▸ Exercise prompt:
Skip all pictures, then print the remaining material exactly.

Dataset records:
━━━━━━━━━━
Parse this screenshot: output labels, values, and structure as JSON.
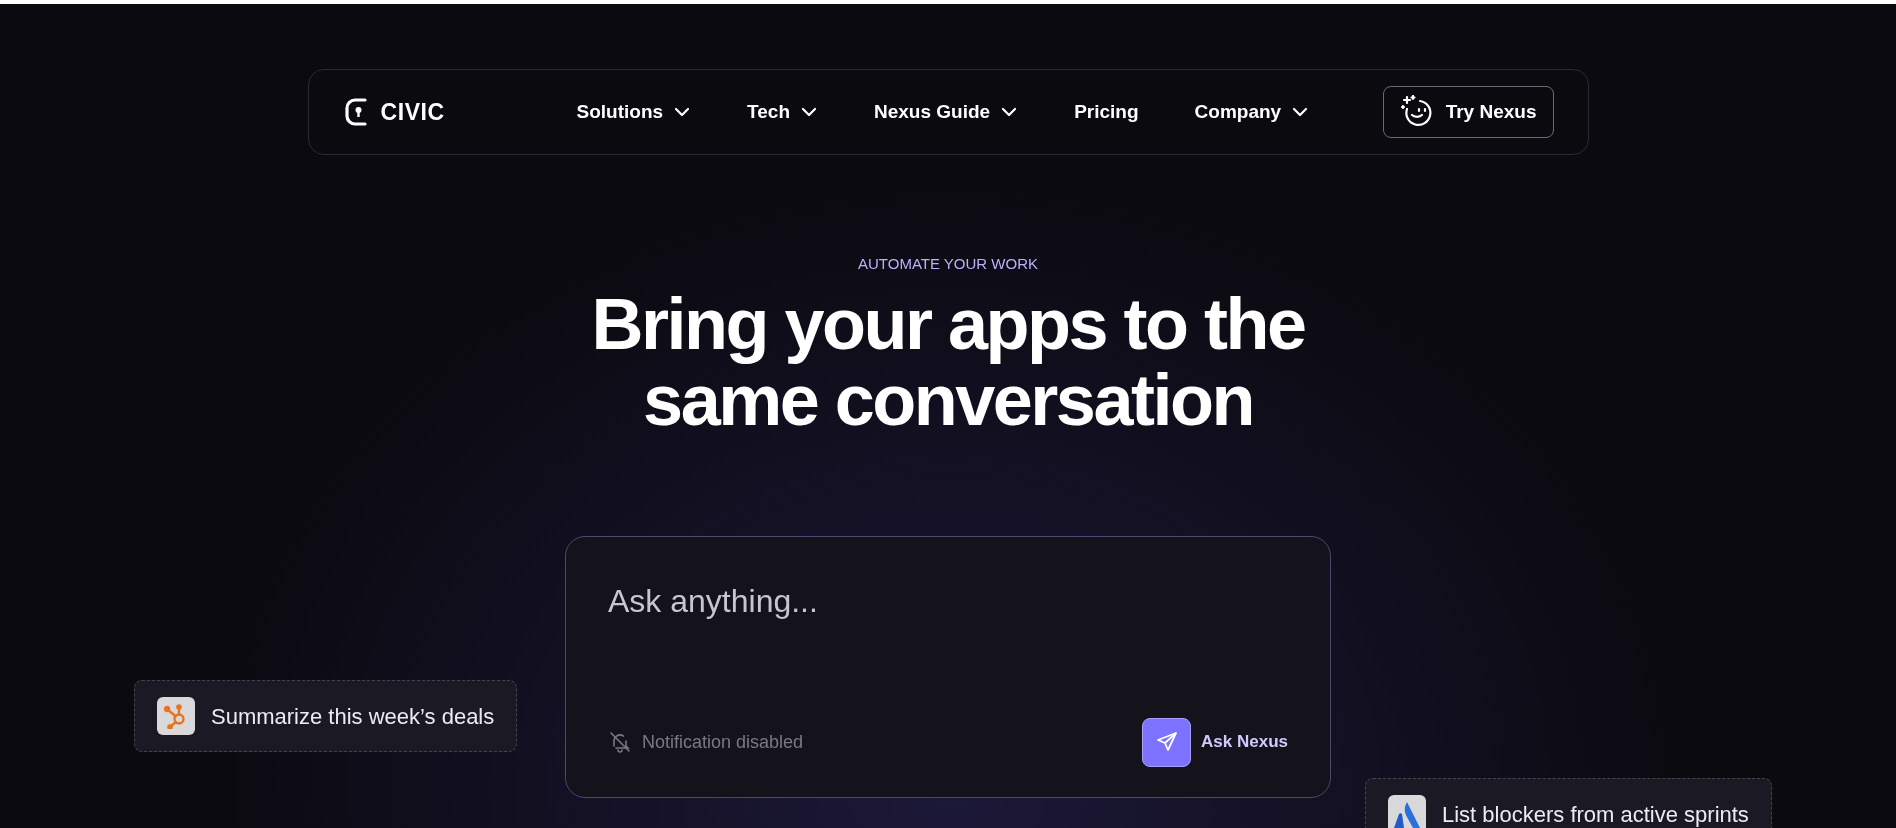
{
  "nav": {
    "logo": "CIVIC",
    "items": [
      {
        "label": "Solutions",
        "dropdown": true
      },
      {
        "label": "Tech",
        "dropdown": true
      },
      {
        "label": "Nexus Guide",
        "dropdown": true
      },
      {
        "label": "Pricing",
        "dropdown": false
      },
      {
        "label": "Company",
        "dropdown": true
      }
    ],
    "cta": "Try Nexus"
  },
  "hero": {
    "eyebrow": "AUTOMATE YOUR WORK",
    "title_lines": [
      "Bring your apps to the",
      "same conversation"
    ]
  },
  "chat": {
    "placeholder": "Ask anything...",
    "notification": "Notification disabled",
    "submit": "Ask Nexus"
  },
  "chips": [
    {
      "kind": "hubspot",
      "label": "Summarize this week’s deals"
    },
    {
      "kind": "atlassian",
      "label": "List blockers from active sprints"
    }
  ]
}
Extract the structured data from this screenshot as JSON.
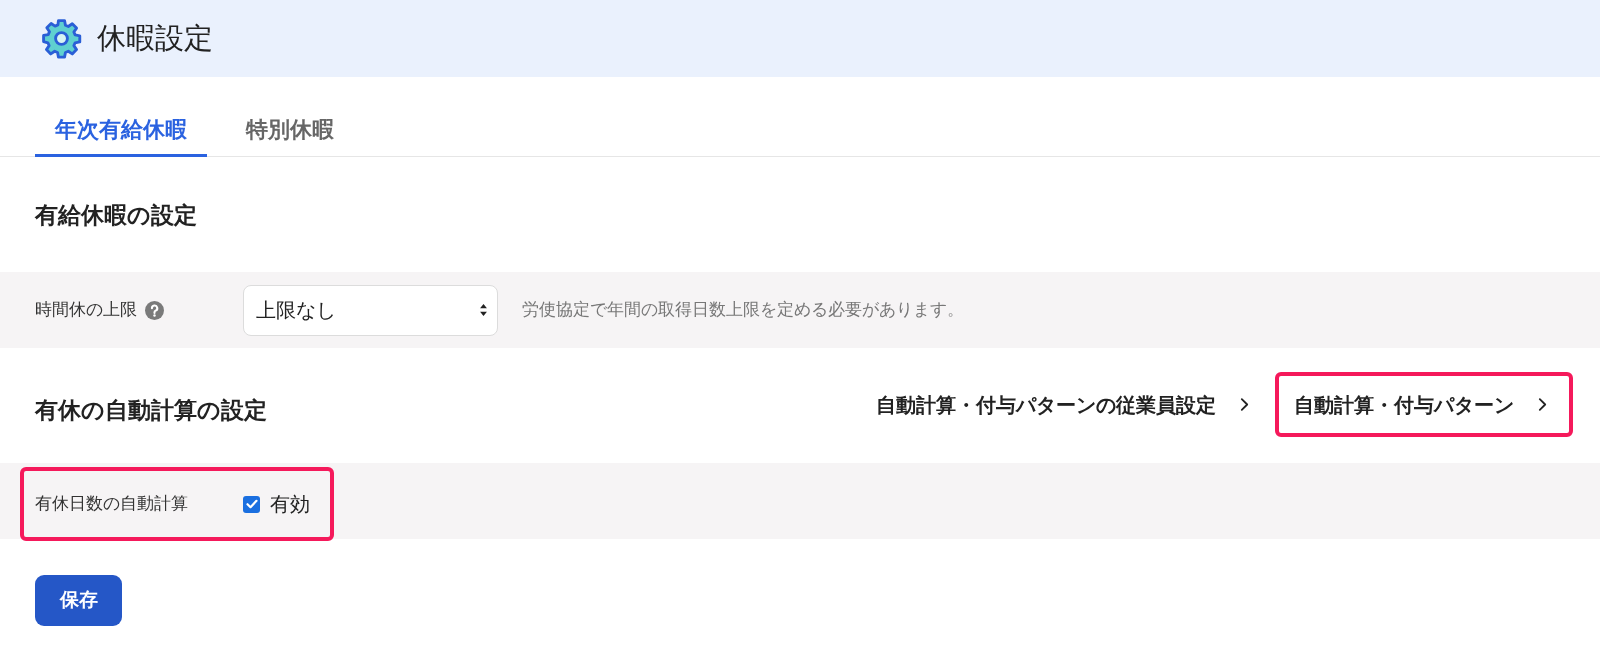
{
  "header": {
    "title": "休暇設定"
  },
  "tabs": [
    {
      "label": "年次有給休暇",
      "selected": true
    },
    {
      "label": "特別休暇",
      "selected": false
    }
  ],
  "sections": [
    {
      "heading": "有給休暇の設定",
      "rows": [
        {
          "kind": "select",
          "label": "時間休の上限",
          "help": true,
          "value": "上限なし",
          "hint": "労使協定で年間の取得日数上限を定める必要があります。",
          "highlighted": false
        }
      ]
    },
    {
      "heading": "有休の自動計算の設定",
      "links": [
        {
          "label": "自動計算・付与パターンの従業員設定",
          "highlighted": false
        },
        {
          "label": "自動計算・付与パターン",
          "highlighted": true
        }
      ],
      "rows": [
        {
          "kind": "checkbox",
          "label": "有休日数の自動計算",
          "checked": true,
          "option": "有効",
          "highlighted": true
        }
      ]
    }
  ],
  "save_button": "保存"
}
━━━━━━━━━━
▸ Result:
Parse this screenshot: output labels, values, and structure as JSON.
{
  "nav": {
    "logo": "CIVIC",
    "items": [
      {
        "label": "Solutions",
        "dropdown": true
      },
      {
        "label": "Tech",
        "dropdown": true
      },
      {
        "label": "Nexus Guide",
        "dropdown": true
      },
      {
        "label": "Pricing",
        "dropdown": false
      },
      {
        "label": "Company",
        "dropdown": true
      }
    ],
    "cta": "Try Nexus"
  },
  "hero": {
    "eyebrow": "AUTOMATE YOUR WORK",
    "title_lines": [
      "Bring your apps to the",
      "same conversation"
    ]
  },
  "chat": {
    "placeholder": "Ask anything...",
    "notification": "Notification disabled",
    "submit": "Ask Nexus"
  },
  "chips": [
    {
      "kind": "hubspot",
      "label": "Summarize this week’s deals"
    },
    {
      "kind": "atlassian",
      "label": "List blockers from active sprints"
    }
  ]
}
Extract the structured data from this screenshot as JSON.
{
  "header": {
    "title": "休暇設定"
  },
  "tabs": [
    {
      "label": "年次有給休暇",
      "selected": true
    },
    {
      "label": "特別休暇",
      "selected": false
    }
  ],
  "sections": [
    {
      "heading": "有給休暇の設定",
      "rows": [
        {
          "kind": "select",
          "label": "時間休の上限",
          "help": true,
          "value": "上限なし",
          "hint": "労使協定で年間の取得日数上限を定める必要があります。",
          "highlighted": false
        }
      ]
    },
    {
      "heading": "有休の自動計算の設定",
      "links": [
        {
          "label": "自動計算・付与パターンの従業員設定",
          "highlighted": false
        },
        {
          "label": "自動計算・付与パターン",
          "highlighted": true
        }
      ],
      "rows": [
        {
          "kind": "checkbox",
          "label": "有休日数の自動計算",
          "checked": true,
          "option": "有効",
          "highlighted": true
        }
      ]
    }
  ],
  "save_button": "保存"
}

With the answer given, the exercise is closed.